__PROBLEM STATEMENT__:
Rewrite the part of the listing that opens with the line containing "Patent image size: (1485, 1148)." and closes with the line containing "The height of", changing "schematic diagram" to "schematic drawing" and keeping everything else the same.

__TASK INPUTS__:
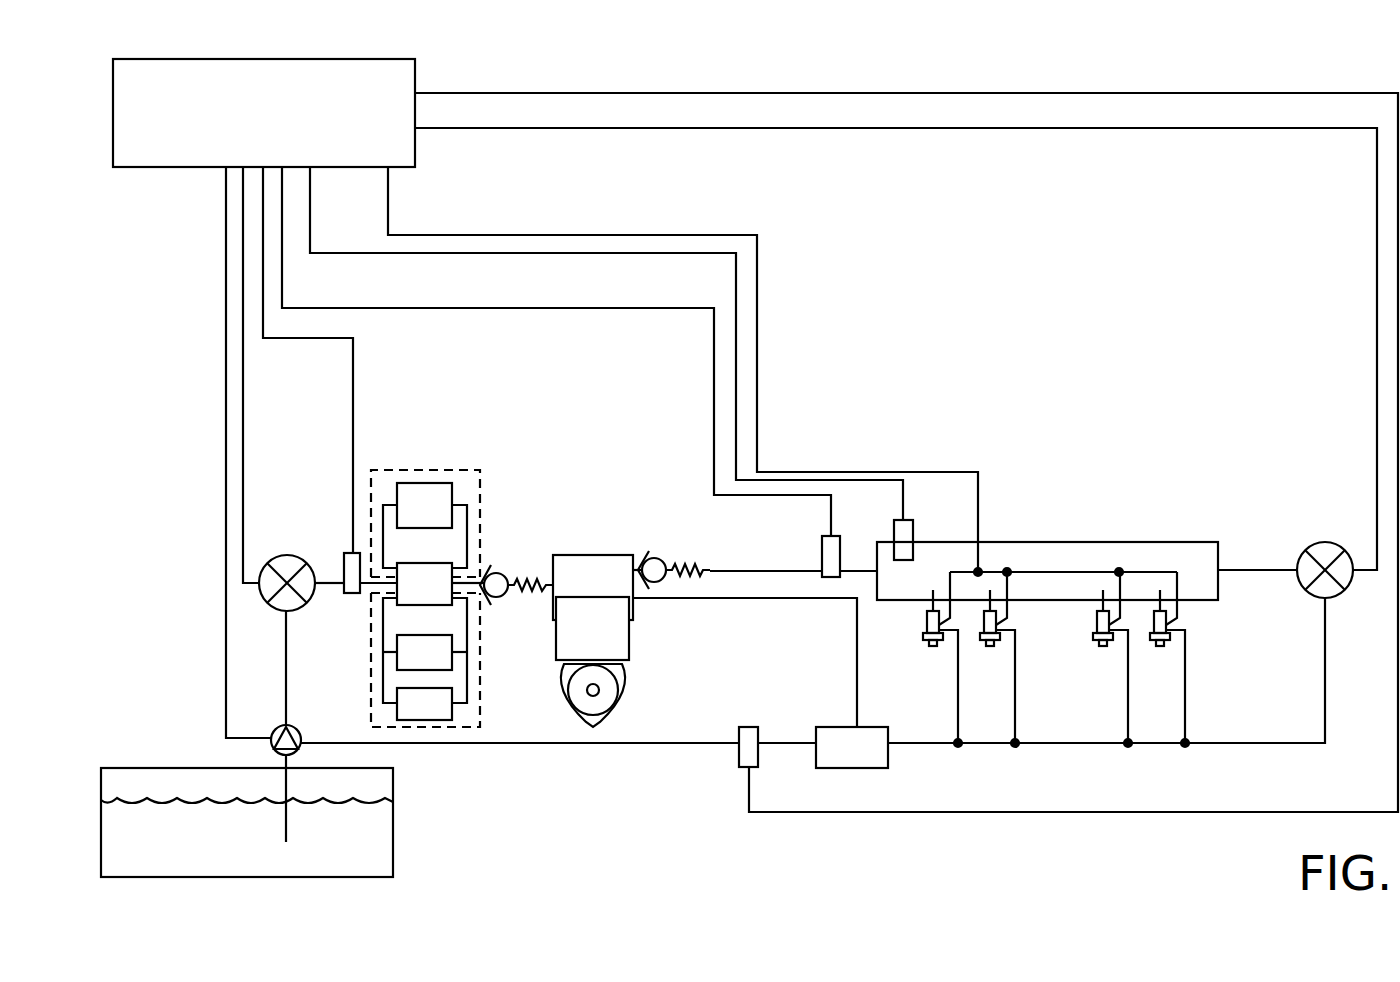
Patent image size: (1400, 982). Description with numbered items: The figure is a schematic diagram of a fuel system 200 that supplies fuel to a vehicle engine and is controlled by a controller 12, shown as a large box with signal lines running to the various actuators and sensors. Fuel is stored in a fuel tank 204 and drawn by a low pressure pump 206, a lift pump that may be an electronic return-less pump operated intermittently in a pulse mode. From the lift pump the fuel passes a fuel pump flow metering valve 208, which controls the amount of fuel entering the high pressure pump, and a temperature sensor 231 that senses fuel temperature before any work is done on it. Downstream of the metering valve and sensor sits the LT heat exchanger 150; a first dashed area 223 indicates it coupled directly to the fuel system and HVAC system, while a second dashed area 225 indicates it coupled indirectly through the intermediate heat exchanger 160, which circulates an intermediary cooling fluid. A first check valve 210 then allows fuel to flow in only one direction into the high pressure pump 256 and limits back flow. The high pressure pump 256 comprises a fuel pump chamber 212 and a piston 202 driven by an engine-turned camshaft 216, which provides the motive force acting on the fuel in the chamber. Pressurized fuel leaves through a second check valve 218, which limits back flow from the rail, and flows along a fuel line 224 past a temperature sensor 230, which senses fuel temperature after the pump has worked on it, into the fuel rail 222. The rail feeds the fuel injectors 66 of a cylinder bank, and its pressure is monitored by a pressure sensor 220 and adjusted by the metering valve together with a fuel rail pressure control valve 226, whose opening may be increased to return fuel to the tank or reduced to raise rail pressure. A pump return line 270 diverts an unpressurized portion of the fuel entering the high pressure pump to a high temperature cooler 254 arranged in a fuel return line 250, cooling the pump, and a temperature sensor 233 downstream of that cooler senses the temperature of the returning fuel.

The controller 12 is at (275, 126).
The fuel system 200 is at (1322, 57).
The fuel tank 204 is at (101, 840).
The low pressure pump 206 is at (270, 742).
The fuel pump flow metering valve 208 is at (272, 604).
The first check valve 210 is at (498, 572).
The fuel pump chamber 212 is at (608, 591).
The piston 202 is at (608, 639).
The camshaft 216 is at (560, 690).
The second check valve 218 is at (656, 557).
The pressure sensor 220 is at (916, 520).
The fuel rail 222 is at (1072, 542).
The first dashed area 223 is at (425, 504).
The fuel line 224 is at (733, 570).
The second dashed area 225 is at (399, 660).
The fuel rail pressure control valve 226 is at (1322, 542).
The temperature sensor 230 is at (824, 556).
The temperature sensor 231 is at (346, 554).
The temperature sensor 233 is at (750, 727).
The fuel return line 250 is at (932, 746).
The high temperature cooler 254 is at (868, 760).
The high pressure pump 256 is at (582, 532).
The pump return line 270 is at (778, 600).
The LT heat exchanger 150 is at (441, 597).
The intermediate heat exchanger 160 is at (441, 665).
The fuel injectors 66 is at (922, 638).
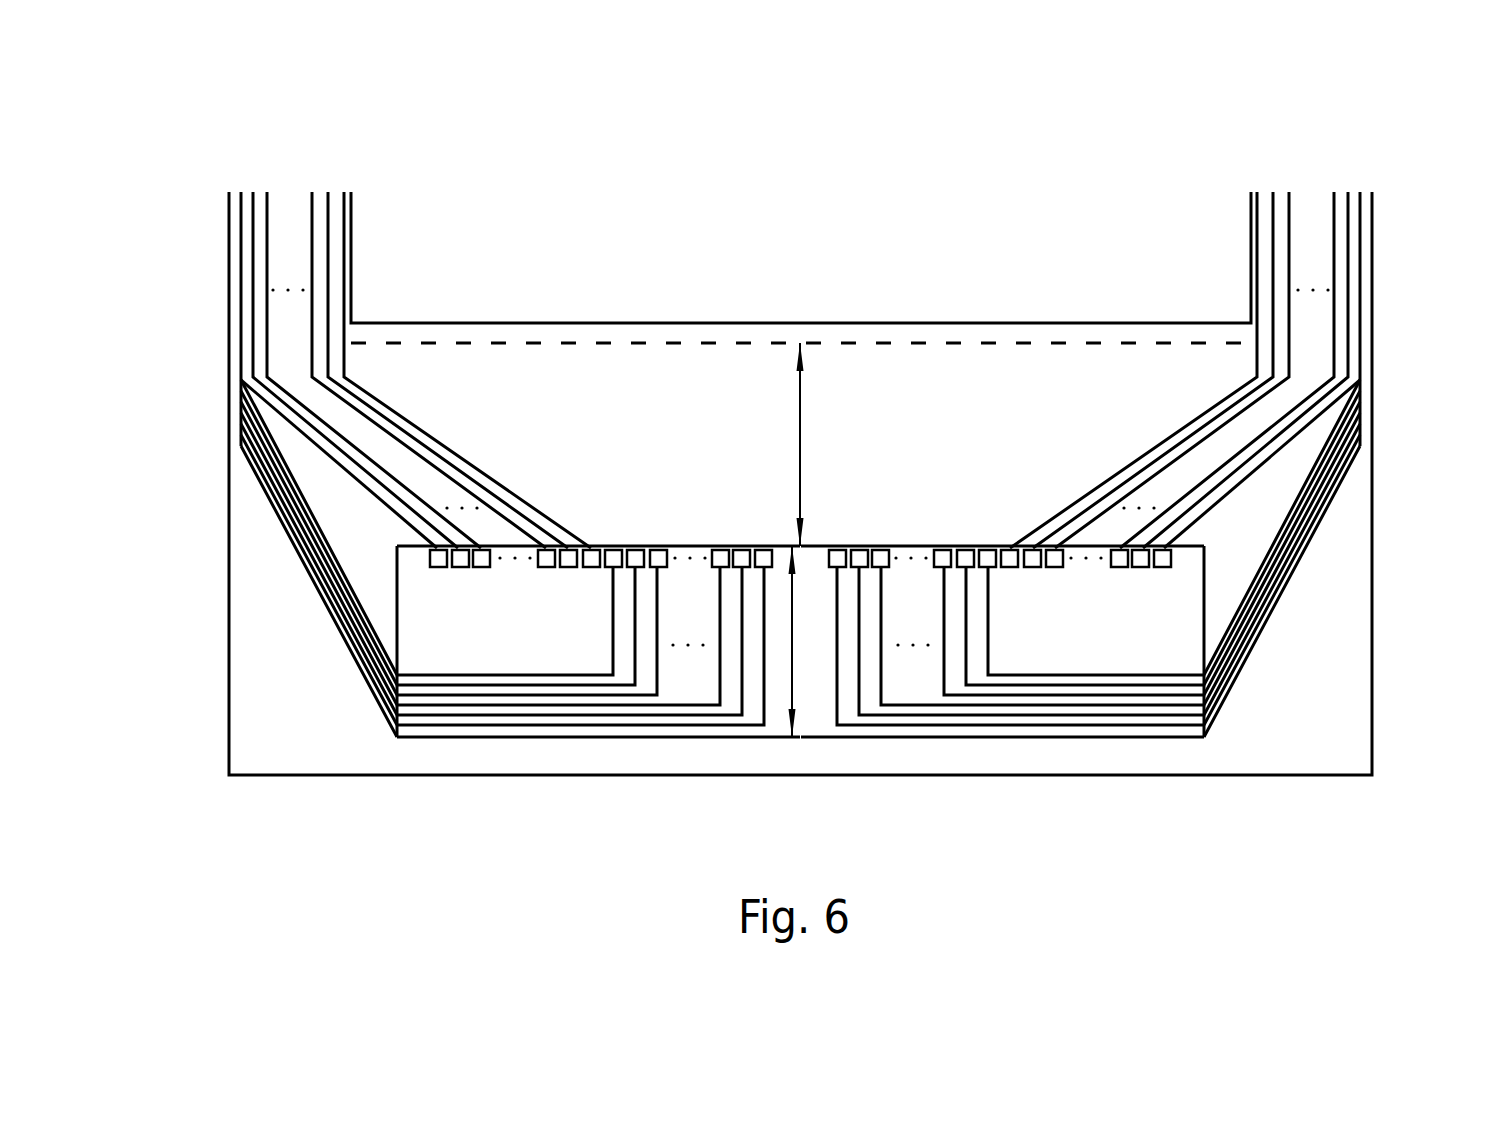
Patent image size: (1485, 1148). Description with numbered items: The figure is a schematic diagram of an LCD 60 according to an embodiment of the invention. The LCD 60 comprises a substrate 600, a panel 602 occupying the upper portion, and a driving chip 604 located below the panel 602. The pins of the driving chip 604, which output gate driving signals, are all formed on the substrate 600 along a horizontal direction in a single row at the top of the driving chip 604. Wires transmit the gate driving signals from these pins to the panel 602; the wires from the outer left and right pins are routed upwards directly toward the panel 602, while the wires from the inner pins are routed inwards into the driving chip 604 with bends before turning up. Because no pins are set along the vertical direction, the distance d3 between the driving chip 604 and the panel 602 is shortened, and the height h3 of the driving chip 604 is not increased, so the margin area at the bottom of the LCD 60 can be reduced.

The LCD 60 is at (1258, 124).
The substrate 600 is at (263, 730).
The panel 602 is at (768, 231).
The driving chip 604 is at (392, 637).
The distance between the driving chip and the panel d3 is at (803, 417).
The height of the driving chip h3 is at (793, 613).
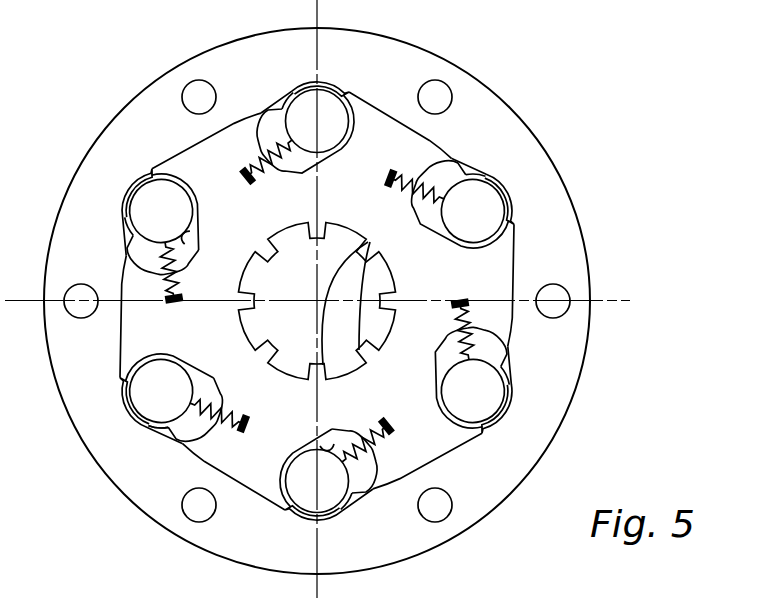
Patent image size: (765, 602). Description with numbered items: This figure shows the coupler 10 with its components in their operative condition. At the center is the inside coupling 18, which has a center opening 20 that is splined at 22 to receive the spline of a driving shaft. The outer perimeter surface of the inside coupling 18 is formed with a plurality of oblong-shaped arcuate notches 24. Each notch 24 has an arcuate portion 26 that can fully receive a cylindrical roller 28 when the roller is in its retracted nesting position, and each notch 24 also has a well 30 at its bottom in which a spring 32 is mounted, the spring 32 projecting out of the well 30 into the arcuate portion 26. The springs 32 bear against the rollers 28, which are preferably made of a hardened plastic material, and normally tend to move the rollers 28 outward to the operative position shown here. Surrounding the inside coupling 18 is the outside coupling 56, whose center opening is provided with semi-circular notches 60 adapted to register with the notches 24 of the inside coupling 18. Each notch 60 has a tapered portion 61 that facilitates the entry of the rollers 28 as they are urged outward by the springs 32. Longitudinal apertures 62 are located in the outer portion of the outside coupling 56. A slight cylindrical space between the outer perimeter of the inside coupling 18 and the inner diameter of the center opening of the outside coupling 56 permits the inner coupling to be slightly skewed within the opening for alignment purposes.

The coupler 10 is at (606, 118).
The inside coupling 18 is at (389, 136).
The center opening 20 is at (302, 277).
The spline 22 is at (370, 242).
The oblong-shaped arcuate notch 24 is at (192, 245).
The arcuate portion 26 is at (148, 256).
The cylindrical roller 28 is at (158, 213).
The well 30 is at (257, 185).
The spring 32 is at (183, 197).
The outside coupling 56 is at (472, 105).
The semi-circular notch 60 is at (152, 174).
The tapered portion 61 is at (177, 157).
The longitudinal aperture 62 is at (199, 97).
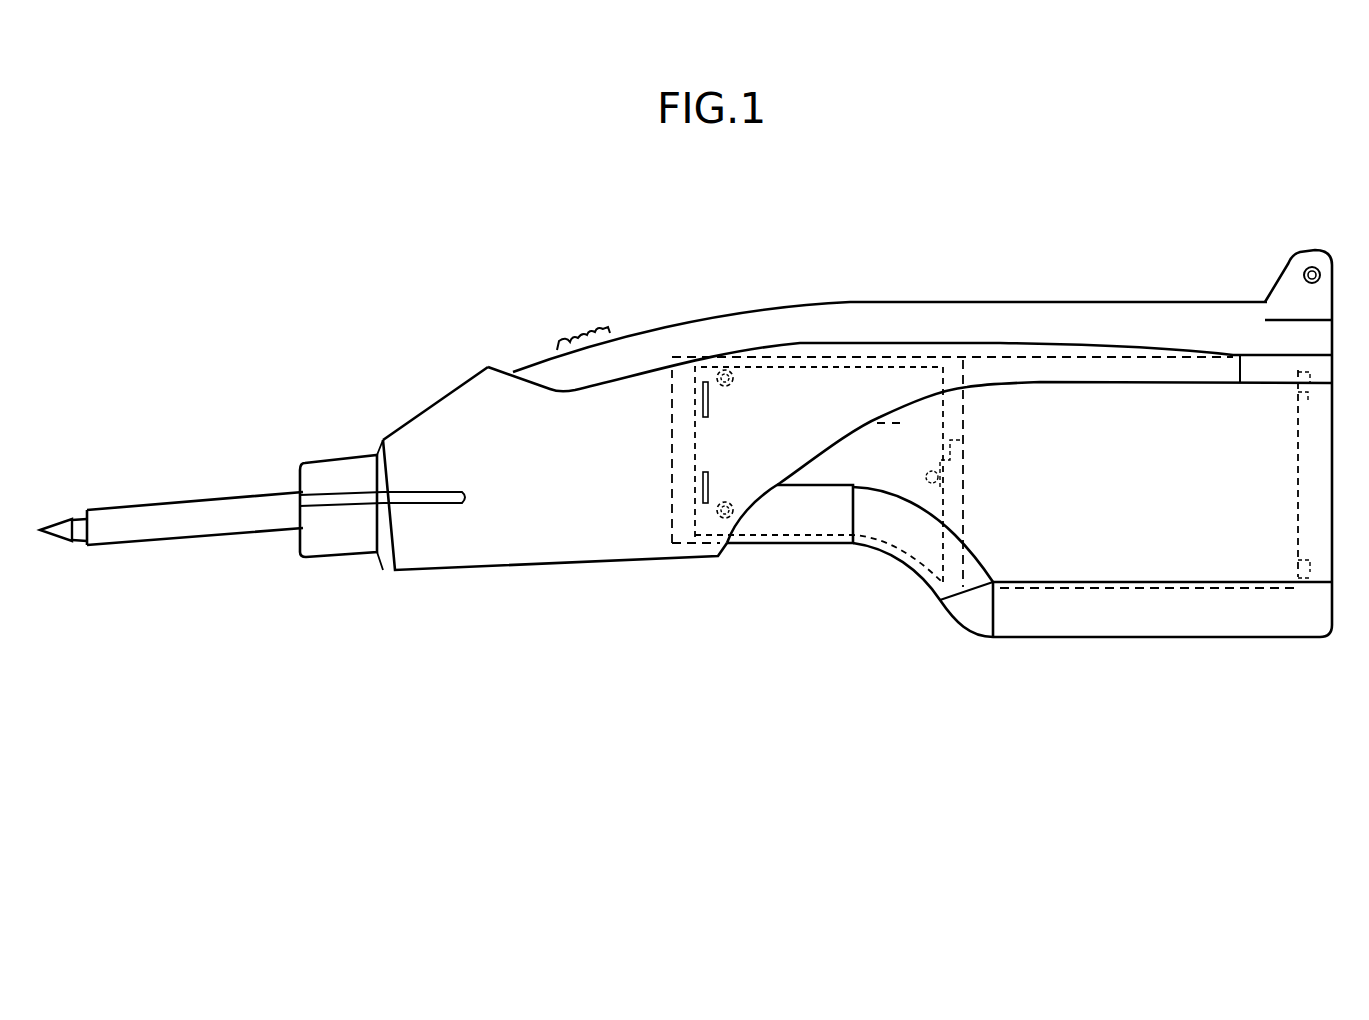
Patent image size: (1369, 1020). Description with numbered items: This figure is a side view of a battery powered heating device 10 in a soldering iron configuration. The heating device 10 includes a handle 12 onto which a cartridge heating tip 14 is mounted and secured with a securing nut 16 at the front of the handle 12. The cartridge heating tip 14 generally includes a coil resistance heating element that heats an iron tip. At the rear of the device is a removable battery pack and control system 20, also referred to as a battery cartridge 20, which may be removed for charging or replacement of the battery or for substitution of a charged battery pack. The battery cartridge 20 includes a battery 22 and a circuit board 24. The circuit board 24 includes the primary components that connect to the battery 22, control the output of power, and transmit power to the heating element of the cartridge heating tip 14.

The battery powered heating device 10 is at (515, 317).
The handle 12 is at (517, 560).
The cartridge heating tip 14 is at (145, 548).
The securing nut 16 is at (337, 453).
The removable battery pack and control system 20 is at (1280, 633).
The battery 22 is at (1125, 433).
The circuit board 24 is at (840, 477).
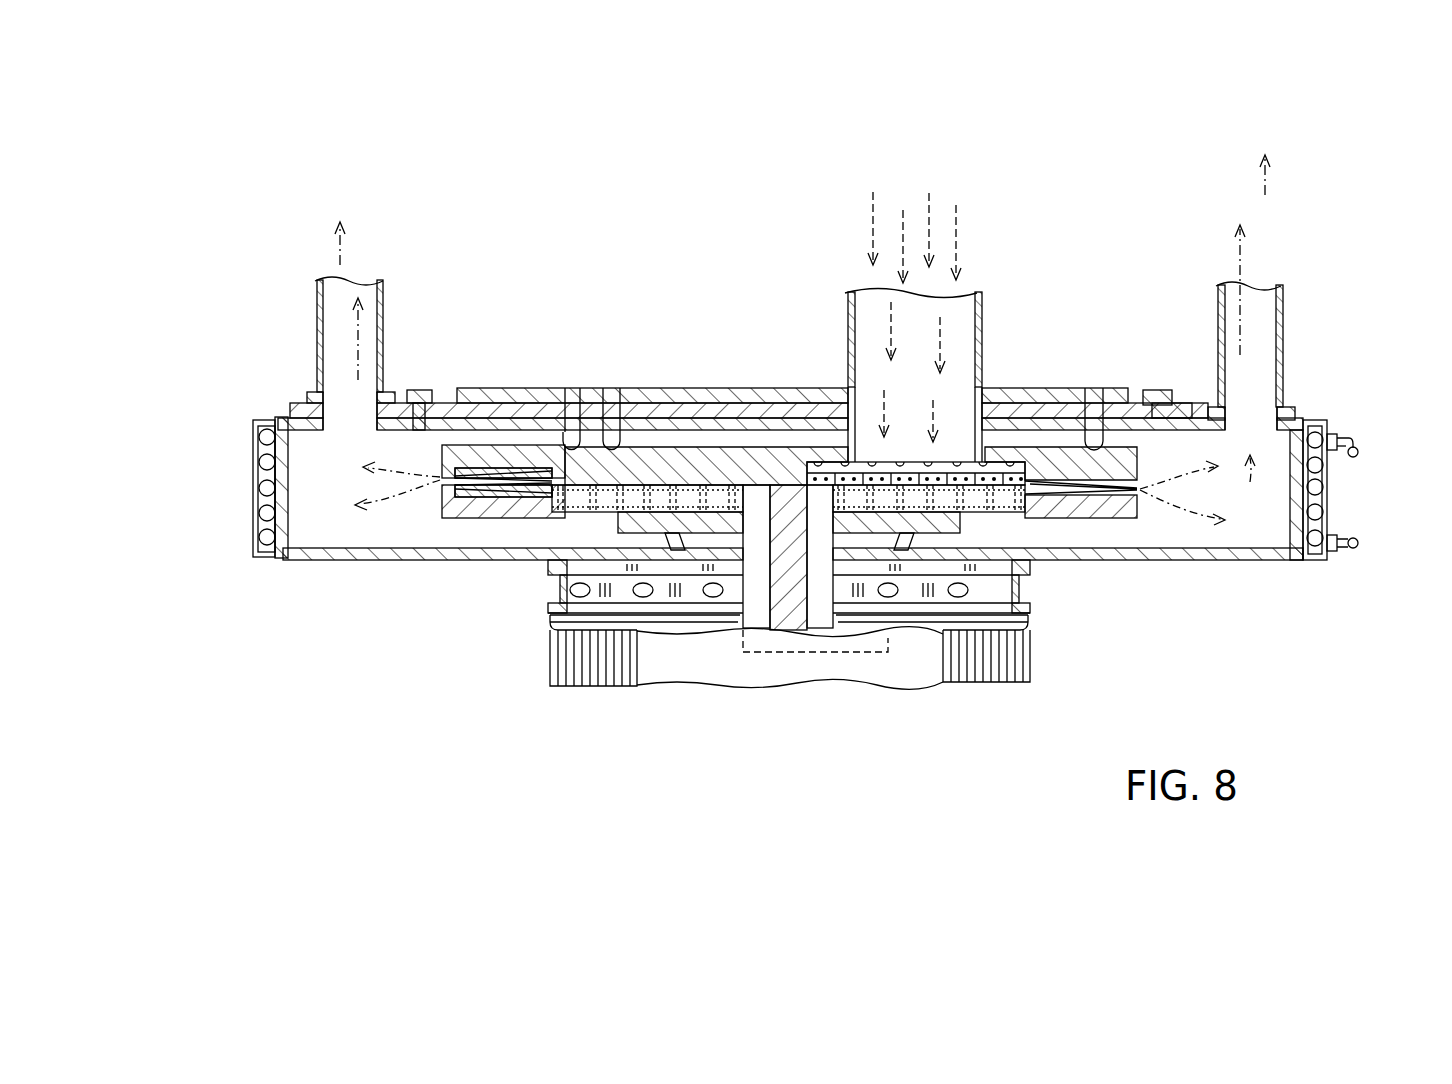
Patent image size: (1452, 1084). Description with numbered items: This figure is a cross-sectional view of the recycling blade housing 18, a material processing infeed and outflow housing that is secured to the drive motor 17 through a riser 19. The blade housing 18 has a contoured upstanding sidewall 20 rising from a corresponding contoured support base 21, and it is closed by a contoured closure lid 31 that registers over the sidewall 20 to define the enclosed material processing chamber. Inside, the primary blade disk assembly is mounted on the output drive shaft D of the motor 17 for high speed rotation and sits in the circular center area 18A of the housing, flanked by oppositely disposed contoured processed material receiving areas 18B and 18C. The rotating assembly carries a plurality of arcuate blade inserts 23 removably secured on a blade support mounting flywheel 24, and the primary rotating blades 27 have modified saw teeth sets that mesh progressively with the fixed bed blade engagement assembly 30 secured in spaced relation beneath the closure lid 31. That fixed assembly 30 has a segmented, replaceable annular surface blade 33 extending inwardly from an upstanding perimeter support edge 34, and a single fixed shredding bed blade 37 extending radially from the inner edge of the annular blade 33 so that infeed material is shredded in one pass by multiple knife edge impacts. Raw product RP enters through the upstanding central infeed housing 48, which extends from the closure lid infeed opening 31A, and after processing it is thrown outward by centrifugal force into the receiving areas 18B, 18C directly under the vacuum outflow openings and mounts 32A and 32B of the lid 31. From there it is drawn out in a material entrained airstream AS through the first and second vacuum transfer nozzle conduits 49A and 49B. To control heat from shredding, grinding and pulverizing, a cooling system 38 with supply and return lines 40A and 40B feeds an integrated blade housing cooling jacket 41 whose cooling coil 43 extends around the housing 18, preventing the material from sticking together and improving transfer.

__WRITTEN SOLUTION__:
Patent image size: (1485, 1148). Description with numbered items: The figure is a schematic drawing of an LCD 60 according to an embodiment of the invention. The LCD 60 comprises a substrate 600, a panel 602 occupying the upper portion, and a driving chip 604 located below the panel 602. The pins of the driving chip 604, which output gate driving signals, are all formed on the substrate 600 along a horizontal direction in a single row at the top of the driving chip 604. Wires transmit the gate driving signals from these pins to the panel 602; the wires from the outer left and right pins are routed upwards directly toward the panel 602, while the wires from the inner pins are routed inwards into the driving chip 604 with bends before turning up. Because no pins are set along the vertical direction, the distance d3 between the driving chip 604 and the panel 602 is shortened, and the height h3 of the driving chip 604 is not increased, so the margin area at the bottom of the LCD 60 can be reduced.

The LCD 60 is at (1258, 124).
The substrate 600 is at (263, 730).
The panel 602 is at (768, 231).
The driving chip 604 is at (392, 637).
The distance between the driving chip and the panel d3 is at (803, 417).
The height of the driving chip h3 is at (793, 613).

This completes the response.